>> begin Records supplied

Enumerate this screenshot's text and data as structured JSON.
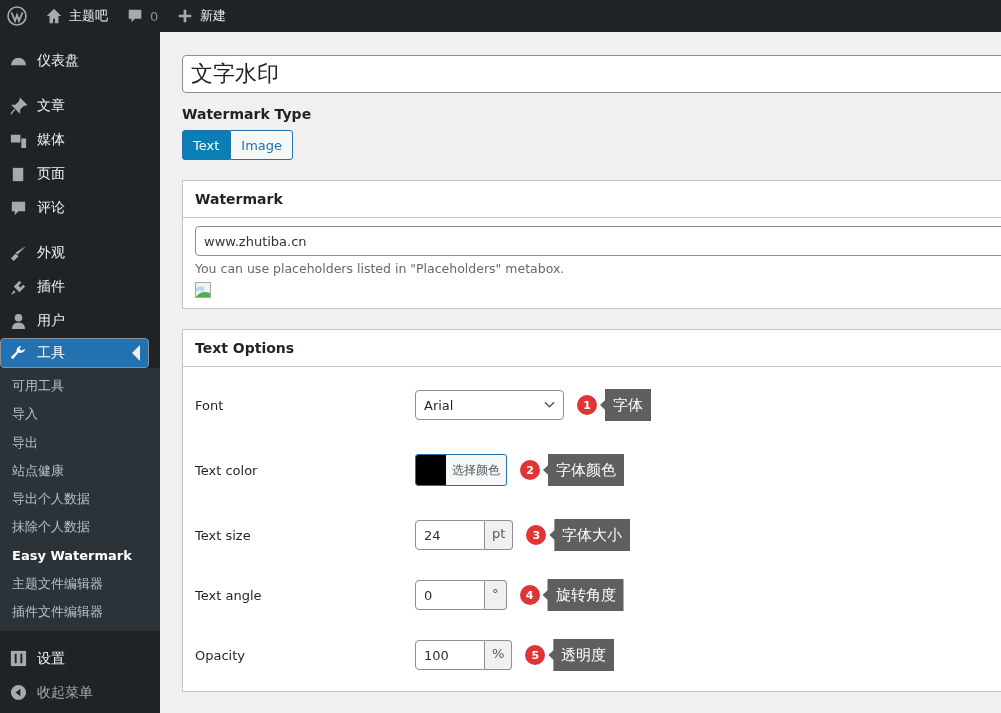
{
  "admin_bar": {
    "site_name": "主题吧",
    "comments_count": "0",
    "new_label": "新建"
  },
  "sidebar": {
    "groups": [
      [
        {
          "label": "仪表盘",
          "selected": false
        }
      ],
      [
        {
          "label": "文章",
          "selected": false
        },
        {
          "label": "媒体",
          "selected": false
        },
        {
          "label": "页面",
          "selected": false
        },
        {
          "label": "评论",
          "selected": false
        }
      ],
      [
        {
          "label": "外观",
          "selected": false
        },
        {
          "label": "插件",
          "selected": false
        },
        {
          "label": "用户",
          "selected": false
        },
        {
          "label": "工具",
          "selected": true,
          "children": [
            {
              "label": "可用工具",
              "selected": false
            },
            {
              "label": "导入",
              "selected": false
            },
            {
              "label": "导出",
              "selected": false
            },
            {
              "label": "站点健康",
              "selected": false
            },
            {
              "label": "导出个人数据",
              "selected": false
            },
            {
              "label": "抹除个人数据",
              "selected": false
            },
            {
              "label": "Easy Watermark",
              "selected": true
            },
            {
              "label": "主题文件编辑器",
              "selected": false
            },
            {
              "label": "插件文件编辑器",
              "selected": false
            }
          ]
        }
      ],
      [
        {
          "label": "设置",
          "selected": false
        }
      ]
    ],
    "collapse_label": "收起菜单"
  },
  "title_field": {
    "value": "文字水印"
  },
  "watermark_type": {
    "label": "Watermark Type",
    "options": [
      {
        "label": "Text",
        "selected": true
      },
      {
        "label": "Image",
        "selected": false
      }
    ]
  },
  "watermark_box": {
    "title": "Watermark",
    "value": "www.zhutiba.cn",
    "hint": "You can use placeholders listed in \"Placeholders\" metabox."
  },
  "text_options": {
    "title": "Text Options",
    "rows": [
      {
        "label": "Font",
        "kind": "select",
        "value": "Arial",
        "annotation": {
          "number": "1",
          "text": "字体"
        }
      },
      {
        "label": "Text color",
        "kind": "color",
        "color": "#000000",
        "button": "选择颜色",
        "annotation": {
          "number": "2",
          "text": "字体颜色"
        }
      },
      {
        "label": "Text size",
        "kind": "unit",
        "value": "24",
        "unit": "pt",
        "annotation": {
          "number": "3",
          "text": "字体大小"
        }
      },
      {
        "label": "Text angle",
        "kind": "unit",
        "value": "0",
        "unit": "°",
        "annotation": {
          "number": "4",
          "text": "旋转角度"
        }
      },
      {
        "label": "Opacity",
        "kind": "unit",
        "value": "100",
        "unit": "%",
        "annotation": {
          "number": "5",
          "text": "透明度"
        }
      }
    ]
  }
}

>> end Records supplied

> What you are asked to do
Collect each line of the entries that has the word "true", copying it in full.

> Full response
          "selected": true,
              "selected": true
        "selected": true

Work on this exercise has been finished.